◆ **Your task**:
Copy each line exactly. Leave nothing out.

Data listing:
○ ○ ○
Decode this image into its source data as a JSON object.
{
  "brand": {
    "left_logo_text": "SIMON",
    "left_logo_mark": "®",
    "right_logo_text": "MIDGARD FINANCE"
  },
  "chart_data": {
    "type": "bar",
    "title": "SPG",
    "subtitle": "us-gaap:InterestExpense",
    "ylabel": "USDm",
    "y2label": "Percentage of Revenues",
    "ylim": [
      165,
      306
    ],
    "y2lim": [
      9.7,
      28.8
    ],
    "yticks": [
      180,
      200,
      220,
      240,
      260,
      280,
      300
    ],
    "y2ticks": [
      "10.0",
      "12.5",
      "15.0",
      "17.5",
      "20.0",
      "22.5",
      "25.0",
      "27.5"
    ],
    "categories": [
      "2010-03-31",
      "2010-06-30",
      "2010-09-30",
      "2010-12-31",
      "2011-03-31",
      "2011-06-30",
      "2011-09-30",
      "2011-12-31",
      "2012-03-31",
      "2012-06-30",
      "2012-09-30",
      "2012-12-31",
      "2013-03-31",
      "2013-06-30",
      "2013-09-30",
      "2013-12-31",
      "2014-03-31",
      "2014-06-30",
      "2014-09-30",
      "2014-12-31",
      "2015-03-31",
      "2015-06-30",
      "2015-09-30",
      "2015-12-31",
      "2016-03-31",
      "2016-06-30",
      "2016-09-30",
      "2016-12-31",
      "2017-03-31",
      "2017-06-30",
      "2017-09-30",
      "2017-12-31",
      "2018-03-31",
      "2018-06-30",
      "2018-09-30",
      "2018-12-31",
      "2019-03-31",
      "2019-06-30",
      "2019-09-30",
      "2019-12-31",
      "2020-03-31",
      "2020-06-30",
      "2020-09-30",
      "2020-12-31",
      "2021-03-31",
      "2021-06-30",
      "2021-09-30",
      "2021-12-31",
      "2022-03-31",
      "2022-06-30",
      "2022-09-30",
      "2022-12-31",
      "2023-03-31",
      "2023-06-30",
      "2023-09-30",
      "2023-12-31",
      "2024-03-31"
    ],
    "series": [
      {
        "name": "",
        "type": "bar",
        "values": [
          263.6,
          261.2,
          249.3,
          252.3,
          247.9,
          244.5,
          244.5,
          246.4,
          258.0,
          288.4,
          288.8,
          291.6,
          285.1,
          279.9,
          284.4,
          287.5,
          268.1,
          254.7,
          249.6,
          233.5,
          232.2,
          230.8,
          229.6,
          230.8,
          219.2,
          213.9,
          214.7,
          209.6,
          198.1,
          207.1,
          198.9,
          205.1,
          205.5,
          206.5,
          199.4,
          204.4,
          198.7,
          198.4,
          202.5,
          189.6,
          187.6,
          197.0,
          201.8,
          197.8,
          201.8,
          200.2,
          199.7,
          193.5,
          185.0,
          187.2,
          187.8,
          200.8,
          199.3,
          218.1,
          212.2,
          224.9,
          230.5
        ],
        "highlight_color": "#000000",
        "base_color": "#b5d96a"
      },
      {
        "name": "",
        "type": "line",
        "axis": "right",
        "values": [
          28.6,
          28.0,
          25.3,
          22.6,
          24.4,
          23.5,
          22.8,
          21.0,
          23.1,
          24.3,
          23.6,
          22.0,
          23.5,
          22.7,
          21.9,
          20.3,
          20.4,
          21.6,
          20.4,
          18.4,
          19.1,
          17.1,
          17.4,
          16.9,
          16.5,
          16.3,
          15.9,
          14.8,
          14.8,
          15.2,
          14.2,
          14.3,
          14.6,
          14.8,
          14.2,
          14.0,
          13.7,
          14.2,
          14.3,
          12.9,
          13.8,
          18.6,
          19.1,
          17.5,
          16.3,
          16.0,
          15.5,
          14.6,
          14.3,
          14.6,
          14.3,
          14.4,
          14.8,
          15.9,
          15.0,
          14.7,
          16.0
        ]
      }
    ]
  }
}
○ ○ ○
◆ **The solution**:
Decode this image into its source data as a JSON object.
{
  "brand": {
    "left_logo_text": "SIMON",
    "left_logo_mark": "®",
    "right_logo_text": "MIDGARD FINANCE"
  },
  "chart_data": {
    "type": "bar",
    "title": "SPG",
    "subtitle": "us-gaap:InterestExpense",
    "ylabel": "USDm",
    "y2label": "Percentage of Revenues",
    "ylim": [
      165,
      306
    ],
    "y2lim": [
      9.7,
      28.8
    ],
    "yticks": [
      180,
      200,
      220,
      240,
      260,
      280,
      300
    ],
    "y2ticks": [
      "10.0",
      "12.5",
      "15.0",
      "17.5",
      "20.0",
      "22.5",
      "25.0",
      "27.5"
    ],
    "categories": [
      "2010-03-31",
      "2010-06-30",
      "2010-09-30",
      "2010-12-31",
      "2011-03-31",
      "2011-06-30",
      "2011-09-30",
      "2011-12-31",
      "2012-03-31",
      "2012-06-30",
      "2012-09-30",
      "2012-12-31",
      "2013-03-31",
      "2013-06-30",
      "2013-09-30",
      "2013-12-31",
      "2014-03-31",
      "2014-06-30",
      "2014-09-30",
      "2014-12-31",
      "2015-03-31",
      "2015-06-30",
      "2015-09-30",
      "2015-12-31",
      "2016-03-31",
      "2016-06-30",
      "2016-09-30",
      "2016-12-31",
      "2017-03-31",
      "2017-06-30",
      "2017-09-30",
      "2017-12-31",
      "2018-03-31",
      "2018-06-30",
      "2018-09-30",
      "2018-12-31",
      "2019-03-31",
      "2019-06-30",
      "2019-09-30",
      "2019-12-31",
      "2020-03-31",
      "2020-06-30",
      "2020-09-30",
      "2020-12-31",
      "2021-03-31",
      "2021-06-30",
      "2021-09-30",
      "2021-12-31",
      "2022-03-31",
      "2022-06-30",
      "2022-09-30",
      "2022-12-31",
      "2023-03-31",
      "2023-06-30",
      "2023-09-30",
      "2023-12-31",
      "2024-03-31"
    ],
    "series": [
      {
        "name": "",
        "type": "bar",
        "values": [
          263.6,
          261.2,
          249.3,
          252.3,
          247.9,
          244.5,
          244.5,
          246.4,
          258.0,
          288.4,
          288.8,
          291.6,
          285.1,
          279.9,
          284.4,
          287.5,
          268.1,
          254.7,
          249.6,
          233.5,
          232.2,
          230.8,
          229.6,
          230.8,
          219.2,
          213.9,
          214.7,
          209.6,
          198.1,
          207.1,
          198.9,
          205.1,
          205.5,
          206.5,
          199.4,
          204.4,
          198.7,
          198.4,
          202.5,
          189.6,
          187.6,
          197.0,
          201.8,
          197.8,
          201.8,
          200.2,
          199.7,
          193.5,
          185.0,
          187.2,
          187.8,
          200.8,
          199.3,
          218.1,
          212.2,
          224.9,
          230.5
        ],
        "highlight_color": "#000000",
        "base_color": "#b5d96a"
      },
      {
        "name": "",
        "type": "line",
        "axis": "right",
        "values": [
          28.6,
          28.0,
          25.3,
          22.6,
          24.4,
          23.5,
          22.8,
          21.0,
          23.1,
          24.3,
          23.6,
          22.0,
          23.5,
          22.7,
          21.9,
          20.3,
          20.4,
          21.6,
          20.4,
          18.4,
          19.1,
          17.1,
          17.4,
          16.9,
          16.5,
          16.3,
          15.9,
          14.8,
          14.8,
          15.2,
          14.2,
          14.3,
          14.6,
          14.8,
          14.2,
          14.0,
          13.7,
          14.2,
          14.3,
          12.9,
          13.8,
          18.6,
          19.1,
          17.5,
          16.3,
          16.0,
          15.5,
          14.6,
          14.3,
          14.6,
          14.3,
          14.4,
          14.8,
          15.9,
          15.0,
          14.7,
          16.0
        ]
      }
    ]
  }
}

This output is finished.